- **Exercise requirements**
Images are excluded; otherwise, output every record exactly.

Dataset rows
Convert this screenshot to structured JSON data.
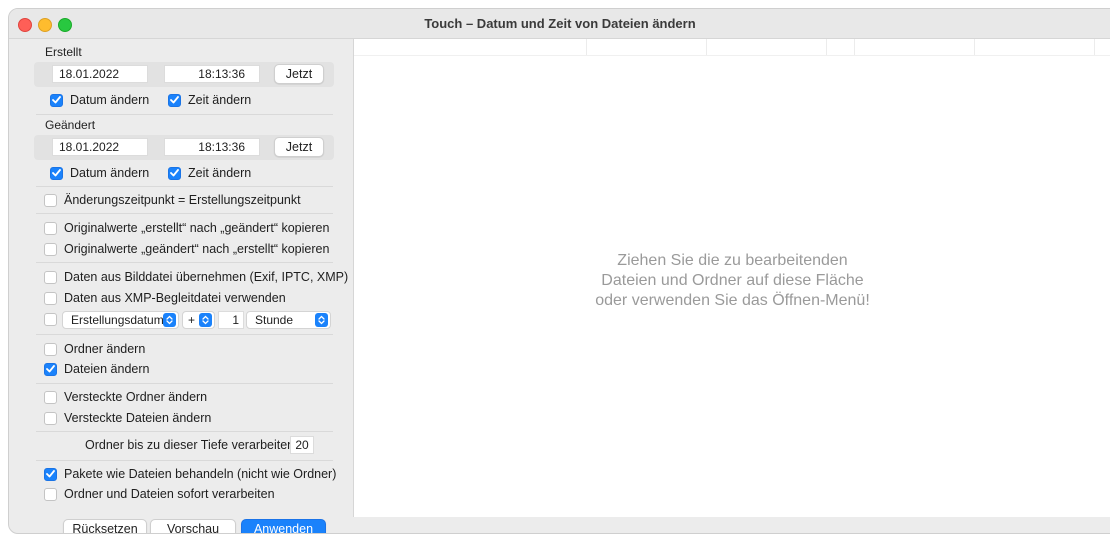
{
  "window": {
    "title": "Touch – Datum und Zeit von Dateien ändern"
  },
  "created": {
    "label": "Erstellt",
    "date": "18.01.2022",
    "time": "18:13:36",
    "now_button": "Jetzt",
    "change_date": {
      "label": "Datum ändern",
      "checked": true
    },
    "change_time": {
      "label": "Zeit ändern",
      "checked": true
    }
  },
  "modified": {
    "label": "Geändert",
    "date": "18.01.2022",
    "time": "18:13:36",
    "now_button": "Jetzt",
    "change_date": {
      "label": "Datum ändern",
      "checked": true
    },
    "change_time": {
      "label": "Zeit ändern",
      "checked": true
    }
  },
  "options": {
    "modtime_equals_created": {
      "label": "Änderungszeitpunkt = Erstellungszeitpunkt",
      "checked": false
    },
    "copy_created_to_modified": {
      "label": "Originalwerte „erstellt“ nach „geändert“ kopieren",
      "checked": false
    },
    "copy_modified_to_created": {
      "label": "Originalwerte „geändert“ nach „erstellt“ kopieren",
      "checked": false
    },
    "from_image": {
      "label": "Daten aus Bilddatei übernehmen (Exif, IPTC, XMP)",
      "checked": false
    },
    "from_xmp": {
      "label": "Daten aus XMP-Begleitdatei verwenden",
      "checked": false
    },
    "offset": {
      "checked": false,
      "field": "Erstellungsdatum",
      "sign": "+",
      "amount": "1",
      "unit": "Stunde"
    },
    "change_folders": {
      "label": "Ordner ändern",
      "checked": false
    },
    "change_files": {
      "label": "Dateien ändern",
      "checked": true
    },
    "hidden_folders": {
      "label": "Versteckte Ordner ändern",
      "checked": false
    },
    "hidden_files": {
      "label": "Versteckte Dateien ändern",
      "checked": false
    },
    "depth": {
      "label": "Ordner bis zu dieser Tiefe verarbeiten:",
      "value": "20"
    },
    "packages_as_files": {
      "label": "Pakete wie Dateien behandeln (nicht wie Ordner)",
      "checked": true
    },
    "process_immediately": {
      "label": "Ordner und Dateien sofort verarbeiten",
      "checked": false
    }
  },
  "buttons": {
    "reset": "Rücksetzen",
    "preview": "Vorschau",
    "apply": "Anwenden"
  },
  "dropzone": {
    "line1": "Ziehen Sie die zu bearbeitenden",
    "line2": "Dateien und Ordner auf diese Fläche",
    "line3": "oder verwenden Sie das Öffnen-Menü!"
  },
  "colors": {
    "accent": "#1a82fb",
    "close": "#fe5f57",
    "minimize": "#febc2e",
    "zoom": "#28c840"
  }
}
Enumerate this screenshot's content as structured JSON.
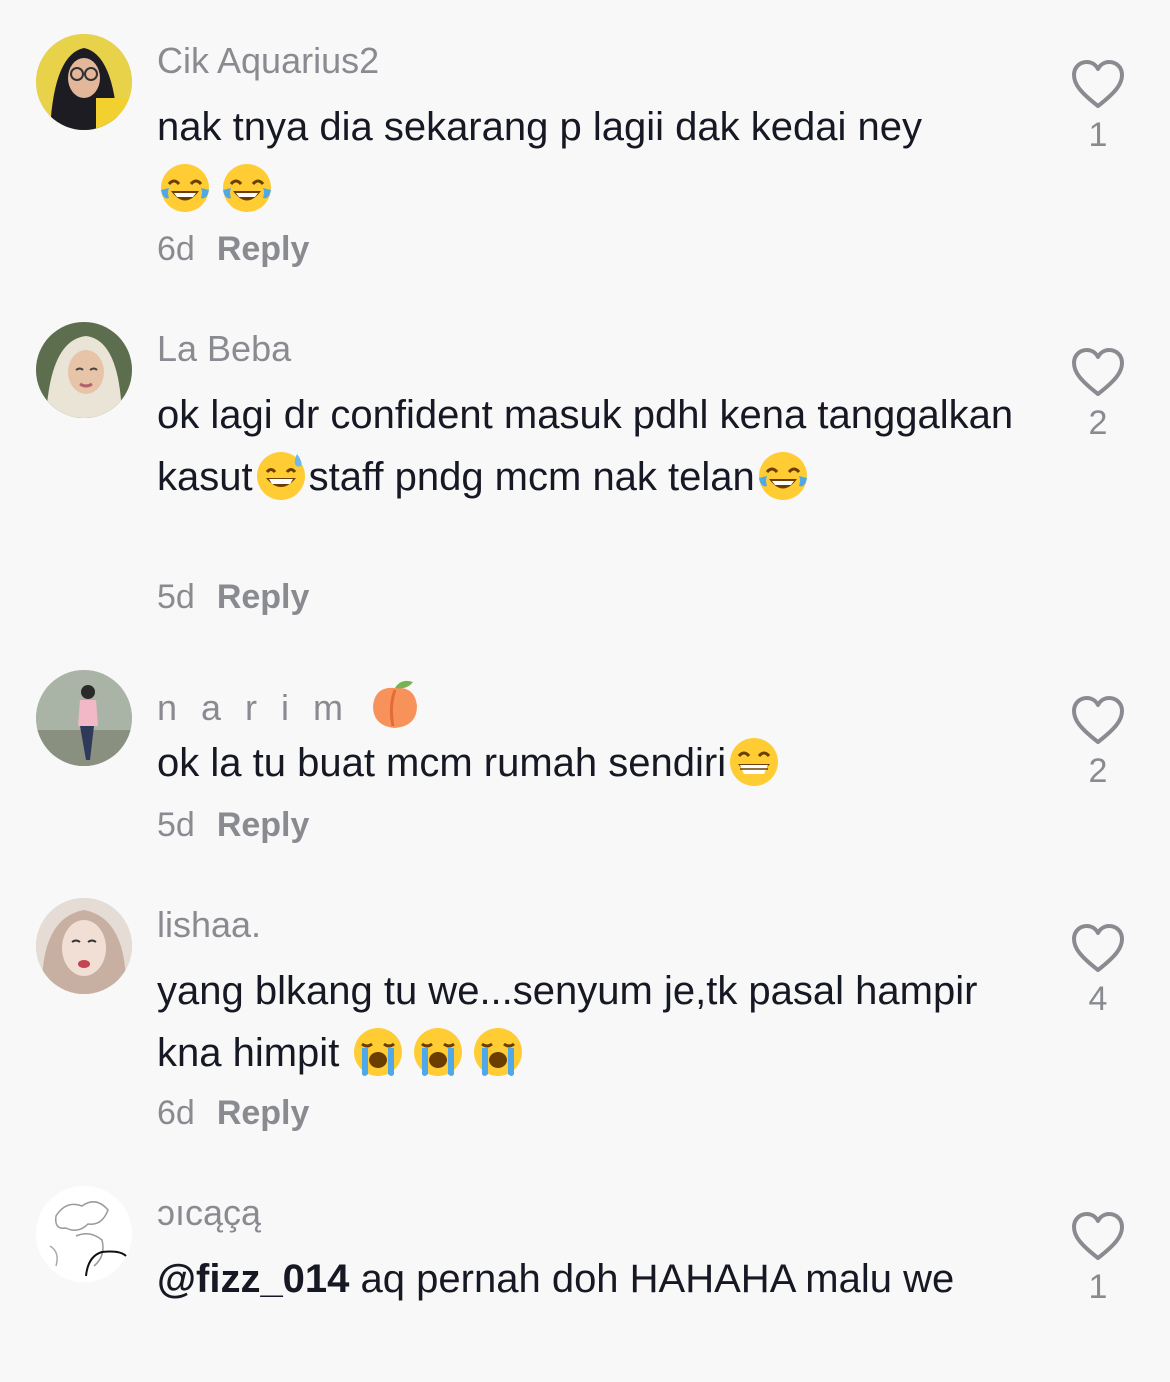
{
  "comments": [
    {
      "username": "Cik Aquarius2",
      "text": "nak tnya dia sekarang p lagii dak kedai ney",
      "emojis": [
        "face-with-tears-of-joy",
        "face-with-tears-of-joy"
      ],
      "time": "6d",
      "reply_label": "Reply",
      "likes": "1"
    },
    {
      "username": "La Beba",
      "text_part1": "ok lagi dr confident masuk pdhl kena tanggalkan kasut",
      "text_part2": "staff pndg mcm nak telan",
      "emojis": [
        "grinning-face-with-sweat",
        "face-with-tears-of-joy"
      ],
      "time": "5d",
      "reply_label": "Reply",
      "likes": "2"
    },
    {
      "username": "n a r i m",
      "username_emoji": "peach",
      "text": "ok la tu buat mcm rumah sendiri",
      "emojis": [
        "beaming-face-with-smiling-eyes"
      ],
      "time": "5d",
      "reply_label": "Reply",
      "likes": "2"
    },
    {
      "username": "lishaa.",
      "text": "yang blkang tu we...senyum je,tk pasal hampir kna himpit",
      "emojis": [
        "loudly-crying-face",
        "loudly-crying-face",
        "loudly-crying-face"
      ],
      "time": "6d",
      "reply_label": "Reply",
      "likes": "4"
    },
    {
      "username": "ɔıcąçą",
      "mention": "@fizz_014",
      "text": "aq pernah doh HAHAHA malu we",
      "likes": "1"
    }
  ],
  "icons": {
    "like": "heart-outline-icon"
  },
  "colors": {
    "background": "#f8f8f8",
    "text": "#161823",
    "muted": "#8a8b91"
  }
}
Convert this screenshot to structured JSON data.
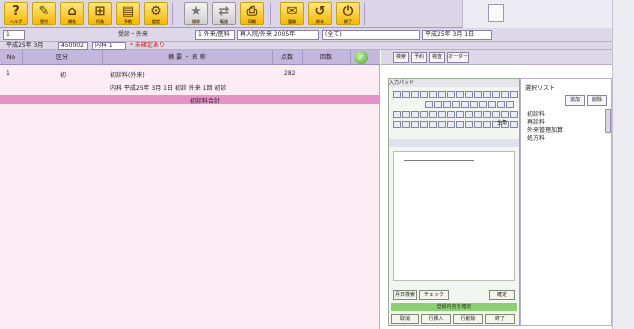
{
  "toolbar": {
    "buttons": [
      {
        "icon": "?",
        "caption": "ヘルプ"
      },
      {
        "icon": "✎",
        "caption": "受付"
      },
      {
        "icon": "⌂",
        "caption": "病名"
      },
      {
        "icon": "⊞",
        "caption": "行為"
      },
      {
        "icon": "▤",
        "caption": "予約"
      },
      {
        "icon": "⚙",
        "caption": "設定"
      },
      {
        "icon": "★",
        "caption": "保存"
      },
      {
        "icon": "⇄",
        "caption": "転送"
      },
      {
        "icon": "⎙",
        "caption": "印刷"
      },
      {
        "icon": "✉",
        "caption": "連絡"
      },
      {
        "icon": "↺",
        "caption": "戻る"
      },
      {
        "icon": "⏻",
        "caption": "終了"
      }
    ]
  },
  "info_row1": {
    "patient_id": "1",
    "name_label": "受診・外来",
    "fields": [
      "1 外来/医科",
      "再入院/外来 2005年",
      "(全て)"
    ],
    "date_field": "平成25年 3月 1日"
  },
  "info_row2": {
    "date": "平成25年 3月",
    "code": "450002",
    "dept": "内科 1",
    "status_red": "* 未確定あり"
  },
  "list_header": {
    "cols": [
      "No",
      "区分",
      "摘 要 ・ 名 称",
      "点数",
      "回数"
    ],
    "check_icon": "✓"
  },
  "list_rows": [
    {
      "no": "1",
      "kubun": "初",
      "name": "初診料(外来)",
      "points": "282",
      "sub": "内科 平成25年 3月 1日 初診 外来 1回 初診"
    }
  ],
  "pink_row_label": "初診料合計",
  "tabs": [
    "検索",
    "予約",
    "検査",
    "オーダー"
  ],
  "keypad": {
    "title": "入力パッド",
    "mode_label": "全角",
    "bottom_buttons": [
      "月日検索",
      "チェック",
      "確定"
    ],
    "green_bar_label": "登録内容を確定",
    "last_buttons": [
      "取消",
      "行挿入",
      "行削除",
      "終了"
    ]
  },
  "far_right": {
    "title": "選択リスト",
    "buttons": [
      "追加",
      "削除"
    ],
    "lines": [
      "初診料",
      "再診料",
      "外来管理加算",
      "処方料"
    ]
  }
}
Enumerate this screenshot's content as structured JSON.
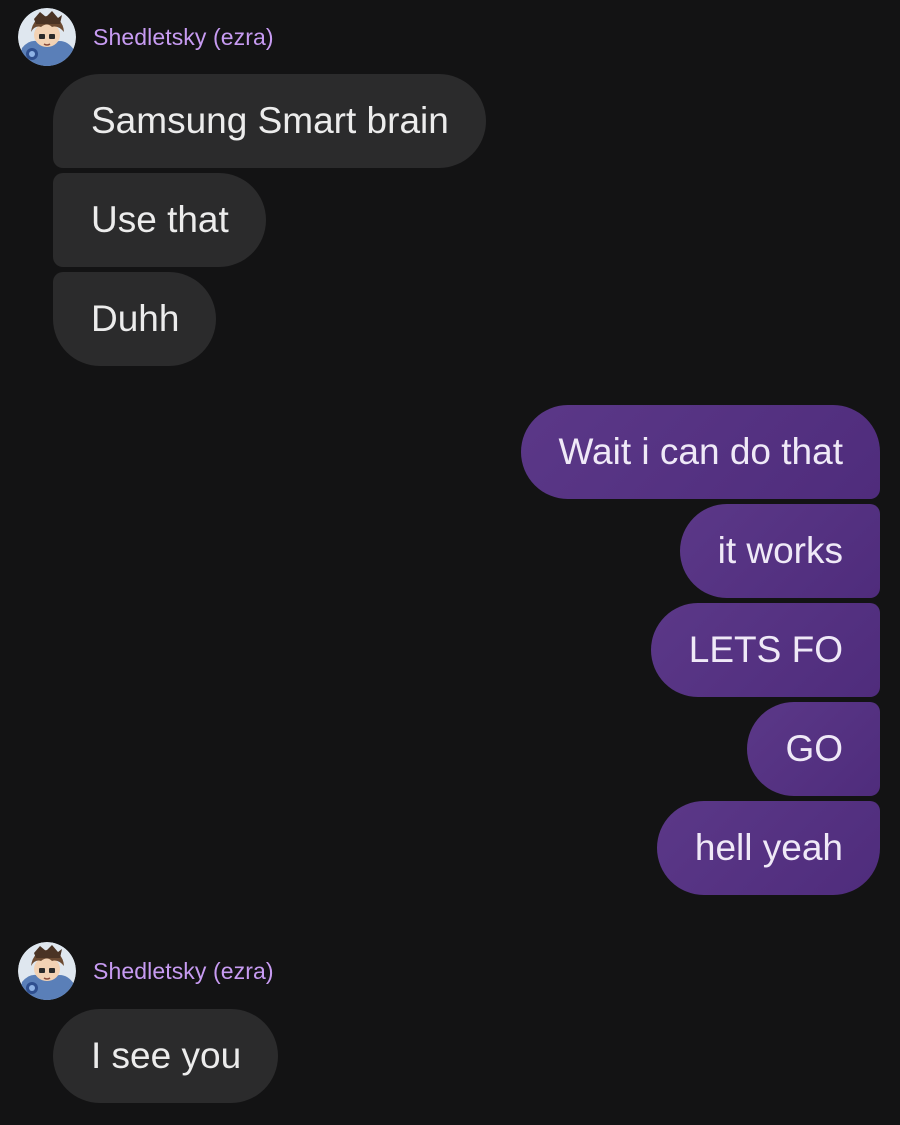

- **Answer below**
Convert this screenshot to structured JSON data.
{
  "window": {
    "title": "Touch – Datum und Zeit von Dateien ändern"
  },
  "created": {
    "label": "Erstellt",
    "date": "18.01.2022",
    "time": "18:13:36",
    "now_button": "Jetzt",
    "change_date": {
      "label": "Datum ändern",
      "checked": true
    },
    "change_time": {
      "label": "Zeit ändern",
      "checked": true
    }
  },
  "modified": {
    "label": "Geändert",
    "date": "18.01.2022",
    "time": "18:13:36",
    "now_button": "Jetzt",
    "change_date": {
      "label": "Datum ändern",
      "checked": true
    },
    "change_time": {
      "label": "Zeit ändern",
      "checked": true
    }
  },
  "options": {
    "modtime_equals_created": {
      "label": "Änderungszeitpunkt = Erstellungszeitpunkt",
      "checked": false
    },
    "copy_created_to_modified": {
      "label": "Originalwerte „erstellt“ nach „geändert“ kopieren",
      "checked": false
    },
    "copy_modified_to_created": {
      "label": "Originalwerte „geändert“ nach „erstellt“ kopieren",
      "checked": false
    },
    "from_image": {
      "label": "Daten aus Bilddatei übernehmen (Exif, IPTC, XMP)",
      "checked": false
    },
    "from_xmp": {
      "label": "Daten aus XMP-Begleitdatei verwenden",
      "checked": false
    },
    "offset": {
      "checked": false,
      "field": "Erstellungsdatum",
      "sign": "+",
      "amount": "1",
      "unit": "Stunde"
    },
    "change_folders": {
      "label": "Ordner ändern",
      "checked": false
    },
    "change_files": {
      "label": "Dateien ändern",
      "checked": true
    },
    "hidden_folders": {
      "label": "Versteckte Ordner ändern",
      "checked": false
    },
    "hidden_files": {
      "label": "Versteckte Dateien ändern",
      "checked": false
    },
    "depth": {
      "label": "Ordner bis zu dieser Tiefe verarbeiten:",
      "value": "20"
    },
    "packages_as_files": {
      "label": "Pakete wie Dateien behandeln (nicht wie Ordner)",
      "checked": true
    },
    "process_immediately": {
      "label": "Ordner und Dateien sofort verarbeiten",
      "checked": false
    }
  },
  "buttons": {
    "reset": "Rücksetzen",
    "preview": "Vorschau",
    "apply": "Anwenden"
  },
  "dropzone": {
    "line1": "Ziehen Sie die zu bearbeitenden",
    "line2": "Dateien und Ordner auf diese Fläche",
    "line3": "oder verwenden Sie das Öffnen-Menü!"
  },
  "colors": {
    "accent": "#1a82fb",
    "close": "#fe5f57",
    "minimize": "#febc2e",
    "zoom": "#28c840"
  }
}
Enumerate this screenshot's content as structured JSON.
{
  "comments": [
    {
      "username": "Cik Aquarius2",
      "text": "nak tnya dia sekarang p lagii dak kedai ney",
      "emojis": [
        "face-with-tears-of-joy",
        "face-with-tears-of-joy"
      ],
      "time": "6d",
      "reply_label": "Reply",
      "likes": "1"
    },
    {
      "username": "La Beba",
      "text_part1": "ok lagi dr confident masuk pdhl kena tanggalkan kasut",
      "text_part2": "staff pndg mcm nak telan",
      "emojis": [
        "grinning-face-with-sweat",
        "face-with-tears-of-joy"
      ],
      "time": "5d",
      "reply_label": "Reply",
      "likes": "2"
    },
    {
      "username": "n a r i m",
      "username_emoji": "peach",
      "text": "ok la tu buat mcm rumah sendiri",
      "emojis": [
        "beaming-face-with-smiling-eyes"
      ],
      "time": "5d",
      "reply_label": "Reply",
      "likes": "2"
    },
    {
      "username": "lishaa.",
      "text": "yang blkang tu we...senyum je,tk pasal hampir kna himpit",
      "emojis": [
        "loudly-crying-face",
        "loudly-crying-face",
        "loudly-crying-face"
      ],
      "time": "6d",
      "reply_label": "Reply",
      "likes": "4"
    },
    {
      "username": "ɔıcąçą",
      "mention": "@fizz_014",
      "text": "aq pernah doh HAHAHA malu we",
      "likes": "1"
    }
  ],
  "icons": {
    "like": "heart-outline-icon"
  },
  "colors": {
    "background": "#f8f8f8",
    "text": "#161823",
    "muted": "#8a8b91"
  }
}
Convert this screenshot to structured JSON data.
{
  "toolbar": {
    "buttons": [
      {
        "icon": "?",
        "caption": "ヘルプ"
      },
      {
        "icon": "✎",
        "caption": "受付"
      },
      {
        "icon": "⌂",
        "caption": "病名"
      },
      {
        "icon": "⊞",
        "caption": "行為"
      },
      {
        "icon": "▤",
        "caption": "予約"
      },
      {
        "icon": "⚙",
        "caption": "設定"
      },
      {
        "icon": "★",
        "caption": "保存"
      },
      {
        "icon": "⇄",
        "caption": "転送"
      },
      {
        "icon": "⎙",
        "caption": "印刷"
      },
      {
        "icon": "✉",
        "caption": "連絡"
      },
      {
        "icon": "↺",
        "caption": "戻る"
      },
      {
        "icon": "⏻",
        "caption": "終了"
      }
    ]
  },
  "info_row1": {
    "patient_id": "1",
    "name_label": "受診・外来",
    "fields": [
      "1 外来/医科",
      "再入院/外来 2005年",
      "(全て)"
    ],
    "date_field": "平成25年 3月 1日"
  },
  "info_row2": {
    "date": "平成25年 3月",
    "code": "450002",
    "dept": "内科 1",
    "status_red": "* 未確定あり"
  },
  "list_header": {
    "cols": [
      "No",
      "区分",
      "摘 要 ・ 名 称",
      "点数",
      "回数"
    ],
    "check_icon": "✓"
  },
  "list_rows": [
    {
      "no": "1",
      "kubun": "初",
      "name": "初診料(外来)",
      "points": "282",
      "sub": "内科 平成25年 3月 1日 初診 外来 1回 初診"
    }
  ],
  "pink_row_label": "初診料合計",
  "tabs": [
    "検索",
    "予約",
    "検査",
    "オーダー"
  ],
  "keypad": {
    "title": "入力パッド",
    "mode_label": "全角",
    "bottom_buttons": [
      "月日検索",
      "チェック",
      "確定"
    ],
    "green_bar_label": "登録内容を確定",
    "last_buttons": [
      "取消",
      "行挿入",
      "行削除",
      "終了"
    ]
  },
  "far_right": {
    "title": "選択リスト",
    "buttons": [
      "追加",
      "削除"
    ],
    "lines": [
      "初診料",
      "再診料",
      "外来管理加算",
      "処方料"
    ]
  }
}
Enumerate this screenshot's content as structured JSON.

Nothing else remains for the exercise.